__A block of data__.

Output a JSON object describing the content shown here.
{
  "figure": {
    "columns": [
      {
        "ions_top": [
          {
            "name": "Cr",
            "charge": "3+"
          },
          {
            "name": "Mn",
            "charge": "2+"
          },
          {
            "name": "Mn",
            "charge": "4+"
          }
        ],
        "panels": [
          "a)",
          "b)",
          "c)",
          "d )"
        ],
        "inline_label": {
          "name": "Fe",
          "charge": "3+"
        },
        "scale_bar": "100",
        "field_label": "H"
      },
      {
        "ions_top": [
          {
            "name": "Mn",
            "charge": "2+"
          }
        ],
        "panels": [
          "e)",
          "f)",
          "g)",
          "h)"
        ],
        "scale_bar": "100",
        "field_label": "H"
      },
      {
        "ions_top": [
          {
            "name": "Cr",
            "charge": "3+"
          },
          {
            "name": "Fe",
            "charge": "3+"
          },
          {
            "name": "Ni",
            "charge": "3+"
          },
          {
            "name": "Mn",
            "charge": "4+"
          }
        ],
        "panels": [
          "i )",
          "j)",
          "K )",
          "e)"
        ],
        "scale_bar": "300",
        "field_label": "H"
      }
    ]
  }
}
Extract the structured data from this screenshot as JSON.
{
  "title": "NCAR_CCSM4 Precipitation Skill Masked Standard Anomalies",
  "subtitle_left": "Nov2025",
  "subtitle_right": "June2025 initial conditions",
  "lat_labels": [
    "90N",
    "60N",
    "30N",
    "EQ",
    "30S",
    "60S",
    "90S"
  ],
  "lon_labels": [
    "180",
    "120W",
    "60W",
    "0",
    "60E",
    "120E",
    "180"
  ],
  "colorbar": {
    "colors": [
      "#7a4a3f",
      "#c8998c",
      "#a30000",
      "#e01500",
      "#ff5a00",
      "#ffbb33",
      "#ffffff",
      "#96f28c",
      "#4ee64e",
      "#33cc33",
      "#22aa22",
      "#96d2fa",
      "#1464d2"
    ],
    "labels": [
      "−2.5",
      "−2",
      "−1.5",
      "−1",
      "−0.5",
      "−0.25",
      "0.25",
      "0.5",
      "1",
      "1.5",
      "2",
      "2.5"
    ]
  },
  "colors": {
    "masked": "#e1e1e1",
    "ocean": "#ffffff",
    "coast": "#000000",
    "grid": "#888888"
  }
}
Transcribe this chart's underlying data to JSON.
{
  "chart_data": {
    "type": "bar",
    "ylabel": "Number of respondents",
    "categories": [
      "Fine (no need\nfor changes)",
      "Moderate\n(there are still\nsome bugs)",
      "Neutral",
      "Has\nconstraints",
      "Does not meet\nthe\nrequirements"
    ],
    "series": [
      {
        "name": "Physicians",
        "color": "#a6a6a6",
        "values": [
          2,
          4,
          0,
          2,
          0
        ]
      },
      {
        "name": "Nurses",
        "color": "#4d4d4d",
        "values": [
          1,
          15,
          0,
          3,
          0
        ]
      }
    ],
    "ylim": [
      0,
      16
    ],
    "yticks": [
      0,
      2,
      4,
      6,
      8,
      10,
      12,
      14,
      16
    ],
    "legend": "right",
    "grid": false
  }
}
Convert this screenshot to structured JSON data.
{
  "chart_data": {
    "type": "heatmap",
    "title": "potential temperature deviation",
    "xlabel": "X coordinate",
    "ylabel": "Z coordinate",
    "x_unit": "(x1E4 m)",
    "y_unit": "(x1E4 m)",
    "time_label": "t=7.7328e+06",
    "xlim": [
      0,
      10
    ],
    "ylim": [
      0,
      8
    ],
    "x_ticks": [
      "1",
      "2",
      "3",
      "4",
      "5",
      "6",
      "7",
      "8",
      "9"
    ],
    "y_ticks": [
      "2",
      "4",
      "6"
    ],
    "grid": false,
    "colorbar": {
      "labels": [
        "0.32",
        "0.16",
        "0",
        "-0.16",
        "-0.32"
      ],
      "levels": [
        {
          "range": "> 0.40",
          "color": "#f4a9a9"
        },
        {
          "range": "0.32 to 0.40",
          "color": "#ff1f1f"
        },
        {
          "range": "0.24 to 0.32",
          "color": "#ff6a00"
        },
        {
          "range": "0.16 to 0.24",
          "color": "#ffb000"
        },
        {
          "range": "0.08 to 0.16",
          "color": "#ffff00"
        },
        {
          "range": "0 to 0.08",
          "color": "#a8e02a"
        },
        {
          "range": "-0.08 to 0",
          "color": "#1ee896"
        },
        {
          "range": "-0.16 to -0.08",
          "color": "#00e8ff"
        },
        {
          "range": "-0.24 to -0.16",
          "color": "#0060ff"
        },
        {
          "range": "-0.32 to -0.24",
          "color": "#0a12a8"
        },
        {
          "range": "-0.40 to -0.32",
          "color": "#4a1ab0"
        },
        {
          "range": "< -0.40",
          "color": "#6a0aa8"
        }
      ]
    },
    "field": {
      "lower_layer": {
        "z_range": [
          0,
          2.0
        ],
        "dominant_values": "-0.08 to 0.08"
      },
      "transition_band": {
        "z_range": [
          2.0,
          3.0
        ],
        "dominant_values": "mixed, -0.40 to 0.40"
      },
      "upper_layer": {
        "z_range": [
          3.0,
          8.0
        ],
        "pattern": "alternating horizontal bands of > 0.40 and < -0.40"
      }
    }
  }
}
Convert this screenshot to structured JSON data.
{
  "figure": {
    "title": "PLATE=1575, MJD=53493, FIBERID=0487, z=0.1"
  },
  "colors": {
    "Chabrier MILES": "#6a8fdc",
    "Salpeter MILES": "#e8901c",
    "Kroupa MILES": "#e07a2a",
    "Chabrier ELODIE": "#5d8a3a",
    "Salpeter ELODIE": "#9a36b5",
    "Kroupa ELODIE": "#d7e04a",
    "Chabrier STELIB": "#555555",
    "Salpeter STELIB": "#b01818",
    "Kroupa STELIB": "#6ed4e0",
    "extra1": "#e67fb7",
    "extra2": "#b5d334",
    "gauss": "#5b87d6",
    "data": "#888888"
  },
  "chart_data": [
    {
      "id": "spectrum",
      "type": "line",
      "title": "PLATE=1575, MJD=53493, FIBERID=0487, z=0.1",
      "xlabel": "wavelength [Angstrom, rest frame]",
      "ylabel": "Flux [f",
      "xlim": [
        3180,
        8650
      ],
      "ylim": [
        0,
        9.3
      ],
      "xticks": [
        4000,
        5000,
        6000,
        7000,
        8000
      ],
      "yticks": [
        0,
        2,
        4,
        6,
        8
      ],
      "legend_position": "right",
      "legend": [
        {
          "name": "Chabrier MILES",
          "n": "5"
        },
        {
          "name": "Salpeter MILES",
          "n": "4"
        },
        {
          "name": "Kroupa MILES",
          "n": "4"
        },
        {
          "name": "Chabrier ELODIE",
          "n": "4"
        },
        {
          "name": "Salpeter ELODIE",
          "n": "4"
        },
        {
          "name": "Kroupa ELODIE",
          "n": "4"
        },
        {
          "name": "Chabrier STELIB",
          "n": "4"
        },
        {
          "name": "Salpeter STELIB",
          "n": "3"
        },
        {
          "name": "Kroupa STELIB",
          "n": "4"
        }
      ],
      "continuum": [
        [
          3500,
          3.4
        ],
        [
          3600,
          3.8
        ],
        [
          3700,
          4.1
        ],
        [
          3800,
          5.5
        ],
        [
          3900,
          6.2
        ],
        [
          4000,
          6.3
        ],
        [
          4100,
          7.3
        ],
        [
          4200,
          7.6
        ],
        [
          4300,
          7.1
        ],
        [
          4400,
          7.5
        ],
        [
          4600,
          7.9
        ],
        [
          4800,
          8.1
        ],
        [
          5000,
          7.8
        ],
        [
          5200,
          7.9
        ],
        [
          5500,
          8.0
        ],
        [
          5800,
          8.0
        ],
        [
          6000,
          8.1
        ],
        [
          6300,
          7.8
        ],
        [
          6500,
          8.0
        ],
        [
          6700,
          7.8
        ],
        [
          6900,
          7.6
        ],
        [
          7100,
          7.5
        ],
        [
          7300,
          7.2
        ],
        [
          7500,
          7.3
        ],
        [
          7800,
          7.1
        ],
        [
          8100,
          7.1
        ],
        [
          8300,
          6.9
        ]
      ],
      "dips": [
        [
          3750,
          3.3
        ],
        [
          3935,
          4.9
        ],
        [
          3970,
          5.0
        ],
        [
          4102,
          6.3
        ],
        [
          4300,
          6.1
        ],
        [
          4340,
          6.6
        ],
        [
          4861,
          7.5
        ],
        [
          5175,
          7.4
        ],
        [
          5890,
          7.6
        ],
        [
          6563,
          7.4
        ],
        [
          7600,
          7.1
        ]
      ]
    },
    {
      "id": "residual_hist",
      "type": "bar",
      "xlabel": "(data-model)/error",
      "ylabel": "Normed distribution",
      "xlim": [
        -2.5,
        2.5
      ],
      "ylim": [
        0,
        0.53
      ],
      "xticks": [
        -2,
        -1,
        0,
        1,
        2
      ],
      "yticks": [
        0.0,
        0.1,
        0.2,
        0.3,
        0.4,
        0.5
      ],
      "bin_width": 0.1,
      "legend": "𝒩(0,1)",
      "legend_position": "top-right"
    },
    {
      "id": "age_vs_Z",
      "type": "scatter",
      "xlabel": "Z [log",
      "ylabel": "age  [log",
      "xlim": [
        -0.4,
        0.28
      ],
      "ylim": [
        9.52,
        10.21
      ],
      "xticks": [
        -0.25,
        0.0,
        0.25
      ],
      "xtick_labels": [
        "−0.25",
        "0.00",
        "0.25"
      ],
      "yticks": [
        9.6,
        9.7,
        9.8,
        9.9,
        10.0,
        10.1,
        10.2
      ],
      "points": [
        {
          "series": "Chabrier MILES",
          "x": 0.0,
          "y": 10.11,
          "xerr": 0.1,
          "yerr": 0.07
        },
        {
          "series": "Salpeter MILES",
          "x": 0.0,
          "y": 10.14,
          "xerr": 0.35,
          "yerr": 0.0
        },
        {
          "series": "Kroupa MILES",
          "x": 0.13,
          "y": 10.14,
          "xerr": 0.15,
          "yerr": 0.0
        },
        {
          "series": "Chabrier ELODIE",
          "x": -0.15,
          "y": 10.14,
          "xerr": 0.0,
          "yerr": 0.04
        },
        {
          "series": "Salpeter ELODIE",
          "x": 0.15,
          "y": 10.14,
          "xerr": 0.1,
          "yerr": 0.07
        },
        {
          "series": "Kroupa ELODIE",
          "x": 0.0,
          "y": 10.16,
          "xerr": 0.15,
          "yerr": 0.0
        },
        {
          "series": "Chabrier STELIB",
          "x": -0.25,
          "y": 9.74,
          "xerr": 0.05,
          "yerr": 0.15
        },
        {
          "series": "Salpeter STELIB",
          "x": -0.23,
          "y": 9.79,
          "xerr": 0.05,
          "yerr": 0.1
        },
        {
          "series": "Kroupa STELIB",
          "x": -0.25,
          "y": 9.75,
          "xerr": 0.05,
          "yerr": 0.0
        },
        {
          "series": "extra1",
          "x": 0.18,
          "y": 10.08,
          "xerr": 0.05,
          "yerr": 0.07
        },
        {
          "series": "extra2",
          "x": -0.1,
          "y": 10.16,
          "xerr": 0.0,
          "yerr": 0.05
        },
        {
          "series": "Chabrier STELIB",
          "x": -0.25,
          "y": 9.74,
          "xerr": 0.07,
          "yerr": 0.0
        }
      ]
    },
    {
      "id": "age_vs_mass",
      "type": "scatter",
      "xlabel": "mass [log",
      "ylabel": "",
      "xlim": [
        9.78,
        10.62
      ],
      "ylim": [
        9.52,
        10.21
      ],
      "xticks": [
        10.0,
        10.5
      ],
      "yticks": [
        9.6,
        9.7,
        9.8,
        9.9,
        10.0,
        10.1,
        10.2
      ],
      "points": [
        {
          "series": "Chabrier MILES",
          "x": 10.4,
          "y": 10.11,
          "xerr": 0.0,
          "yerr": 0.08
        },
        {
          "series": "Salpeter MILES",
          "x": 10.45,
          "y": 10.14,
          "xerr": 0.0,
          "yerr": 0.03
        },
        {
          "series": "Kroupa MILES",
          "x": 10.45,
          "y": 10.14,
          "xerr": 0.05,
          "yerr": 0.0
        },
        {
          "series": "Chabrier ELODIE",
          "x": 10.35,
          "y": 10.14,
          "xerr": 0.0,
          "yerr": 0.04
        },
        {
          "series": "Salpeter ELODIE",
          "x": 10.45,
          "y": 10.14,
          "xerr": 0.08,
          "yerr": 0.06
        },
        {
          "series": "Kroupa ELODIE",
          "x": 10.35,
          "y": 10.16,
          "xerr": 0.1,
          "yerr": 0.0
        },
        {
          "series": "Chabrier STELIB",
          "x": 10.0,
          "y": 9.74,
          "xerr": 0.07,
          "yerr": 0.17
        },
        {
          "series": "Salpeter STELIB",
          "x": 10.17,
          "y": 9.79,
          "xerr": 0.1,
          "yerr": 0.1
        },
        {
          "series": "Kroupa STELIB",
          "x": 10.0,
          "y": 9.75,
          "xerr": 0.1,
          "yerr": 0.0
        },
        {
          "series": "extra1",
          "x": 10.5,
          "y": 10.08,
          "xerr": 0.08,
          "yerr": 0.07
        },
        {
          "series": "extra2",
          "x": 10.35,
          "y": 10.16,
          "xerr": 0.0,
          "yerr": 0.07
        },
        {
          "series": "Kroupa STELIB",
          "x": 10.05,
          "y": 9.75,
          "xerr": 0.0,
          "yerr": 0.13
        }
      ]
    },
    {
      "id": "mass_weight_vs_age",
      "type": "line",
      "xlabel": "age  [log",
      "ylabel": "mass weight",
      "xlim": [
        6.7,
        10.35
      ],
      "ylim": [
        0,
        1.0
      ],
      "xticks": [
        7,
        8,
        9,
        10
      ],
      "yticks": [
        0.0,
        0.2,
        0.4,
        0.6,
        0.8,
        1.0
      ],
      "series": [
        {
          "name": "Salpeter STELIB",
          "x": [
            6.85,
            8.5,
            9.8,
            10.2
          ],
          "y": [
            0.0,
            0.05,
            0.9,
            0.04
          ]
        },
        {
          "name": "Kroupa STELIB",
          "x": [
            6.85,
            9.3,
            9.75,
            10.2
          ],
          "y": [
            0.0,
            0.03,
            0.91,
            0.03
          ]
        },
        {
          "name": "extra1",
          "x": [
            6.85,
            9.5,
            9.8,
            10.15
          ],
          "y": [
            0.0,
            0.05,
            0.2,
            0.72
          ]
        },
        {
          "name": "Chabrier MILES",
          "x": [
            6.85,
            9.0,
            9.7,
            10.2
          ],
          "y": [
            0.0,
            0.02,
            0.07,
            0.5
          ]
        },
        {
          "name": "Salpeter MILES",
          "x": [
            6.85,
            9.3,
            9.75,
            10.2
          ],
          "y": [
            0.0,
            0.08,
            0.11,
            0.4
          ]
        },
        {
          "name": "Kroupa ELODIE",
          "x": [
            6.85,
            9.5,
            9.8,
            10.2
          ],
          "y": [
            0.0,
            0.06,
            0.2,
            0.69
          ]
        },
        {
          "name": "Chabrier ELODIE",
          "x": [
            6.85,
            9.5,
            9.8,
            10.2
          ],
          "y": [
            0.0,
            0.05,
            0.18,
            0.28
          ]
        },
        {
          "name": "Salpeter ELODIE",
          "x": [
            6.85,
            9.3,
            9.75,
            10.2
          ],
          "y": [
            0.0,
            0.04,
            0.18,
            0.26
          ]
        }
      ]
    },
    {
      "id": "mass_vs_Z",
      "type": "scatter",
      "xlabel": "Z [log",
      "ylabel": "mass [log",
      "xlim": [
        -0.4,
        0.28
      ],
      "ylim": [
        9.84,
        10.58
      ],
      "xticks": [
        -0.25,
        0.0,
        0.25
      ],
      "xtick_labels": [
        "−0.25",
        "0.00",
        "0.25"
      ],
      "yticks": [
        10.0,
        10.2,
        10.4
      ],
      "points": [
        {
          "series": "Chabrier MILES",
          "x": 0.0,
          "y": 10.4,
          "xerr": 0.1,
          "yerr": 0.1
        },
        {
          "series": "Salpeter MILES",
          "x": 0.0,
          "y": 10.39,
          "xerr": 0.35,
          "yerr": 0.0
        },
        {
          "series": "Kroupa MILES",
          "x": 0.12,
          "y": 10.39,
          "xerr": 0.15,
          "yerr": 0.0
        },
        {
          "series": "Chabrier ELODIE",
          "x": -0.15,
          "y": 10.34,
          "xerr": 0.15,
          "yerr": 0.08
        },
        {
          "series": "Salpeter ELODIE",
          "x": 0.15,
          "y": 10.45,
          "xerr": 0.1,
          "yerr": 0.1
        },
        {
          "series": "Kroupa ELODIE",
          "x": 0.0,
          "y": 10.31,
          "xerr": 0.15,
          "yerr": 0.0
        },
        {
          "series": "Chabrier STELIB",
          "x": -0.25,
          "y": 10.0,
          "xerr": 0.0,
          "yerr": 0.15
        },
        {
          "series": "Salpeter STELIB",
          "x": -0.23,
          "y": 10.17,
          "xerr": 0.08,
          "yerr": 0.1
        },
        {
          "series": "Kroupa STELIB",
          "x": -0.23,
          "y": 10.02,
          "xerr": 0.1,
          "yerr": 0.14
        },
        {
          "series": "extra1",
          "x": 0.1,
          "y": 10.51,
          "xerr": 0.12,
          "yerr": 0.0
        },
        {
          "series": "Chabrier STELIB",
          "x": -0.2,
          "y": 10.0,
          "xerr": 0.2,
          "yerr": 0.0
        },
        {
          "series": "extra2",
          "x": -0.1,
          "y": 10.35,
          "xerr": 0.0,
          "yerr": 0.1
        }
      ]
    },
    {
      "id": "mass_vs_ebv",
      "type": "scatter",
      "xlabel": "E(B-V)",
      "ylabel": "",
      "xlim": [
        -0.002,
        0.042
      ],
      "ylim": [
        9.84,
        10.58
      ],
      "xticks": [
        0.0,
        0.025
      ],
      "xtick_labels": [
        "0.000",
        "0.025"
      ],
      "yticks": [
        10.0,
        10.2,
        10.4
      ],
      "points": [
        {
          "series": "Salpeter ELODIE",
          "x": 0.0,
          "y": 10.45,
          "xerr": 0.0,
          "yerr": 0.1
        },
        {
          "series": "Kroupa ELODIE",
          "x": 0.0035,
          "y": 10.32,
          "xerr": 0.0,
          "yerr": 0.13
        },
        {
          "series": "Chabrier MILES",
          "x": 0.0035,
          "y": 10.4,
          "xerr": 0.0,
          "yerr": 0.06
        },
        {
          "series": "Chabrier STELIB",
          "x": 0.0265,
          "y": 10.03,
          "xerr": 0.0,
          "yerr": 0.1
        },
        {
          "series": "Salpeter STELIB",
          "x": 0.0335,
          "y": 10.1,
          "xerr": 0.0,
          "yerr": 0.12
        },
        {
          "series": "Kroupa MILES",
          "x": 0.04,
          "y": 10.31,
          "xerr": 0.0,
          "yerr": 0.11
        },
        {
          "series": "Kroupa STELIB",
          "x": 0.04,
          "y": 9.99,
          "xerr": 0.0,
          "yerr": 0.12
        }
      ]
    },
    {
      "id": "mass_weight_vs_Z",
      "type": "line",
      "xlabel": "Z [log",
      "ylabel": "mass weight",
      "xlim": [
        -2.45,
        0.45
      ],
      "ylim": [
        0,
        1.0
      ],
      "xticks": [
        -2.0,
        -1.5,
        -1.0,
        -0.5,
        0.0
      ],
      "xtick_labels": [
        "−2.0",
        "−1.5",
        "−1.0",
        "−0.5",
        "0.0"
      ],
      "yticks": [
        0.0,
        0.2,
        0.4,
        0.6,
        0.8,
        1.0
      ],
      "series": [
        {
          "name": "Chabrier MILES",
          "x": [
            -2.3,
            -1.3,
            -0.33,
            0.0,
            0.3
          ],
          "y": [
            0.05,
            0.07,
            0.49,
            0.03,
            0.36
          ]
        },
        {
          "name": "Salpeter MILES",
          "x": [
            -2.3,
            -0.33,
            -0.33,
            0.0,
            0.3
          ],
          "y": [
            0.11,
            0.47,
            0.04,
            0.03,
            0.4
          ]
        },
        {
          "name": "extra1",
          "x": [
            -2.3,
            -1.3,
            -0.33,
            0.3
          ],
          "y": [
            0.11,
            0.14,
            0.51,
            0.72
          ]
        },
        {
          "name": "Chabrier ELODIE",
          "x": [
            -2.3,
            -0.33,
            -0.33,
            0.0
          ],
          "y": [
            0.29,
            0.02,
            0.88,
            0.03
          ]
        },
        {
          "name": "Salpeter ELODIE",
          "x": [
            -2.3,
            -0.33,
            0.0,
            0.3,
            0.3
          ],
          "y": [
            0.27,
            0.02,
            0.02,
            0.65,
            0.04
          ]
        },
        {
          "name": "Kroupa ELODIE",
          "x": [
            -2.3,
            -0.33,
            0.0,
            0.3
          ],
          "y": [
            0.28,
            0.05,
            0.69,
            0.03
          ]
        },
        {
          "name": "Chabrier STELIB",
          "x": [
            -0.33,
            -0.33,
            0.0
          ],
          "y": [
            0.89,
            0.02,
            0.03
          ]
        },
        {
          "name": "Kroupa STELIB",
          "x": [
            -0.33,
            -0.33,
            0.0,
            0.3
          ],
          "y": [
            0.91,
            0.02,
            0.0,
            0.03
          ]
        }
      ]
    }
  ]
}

__Prompt__. Report the number of lines above containing the word "coordinate", with no other text.

__Exercise output__. 2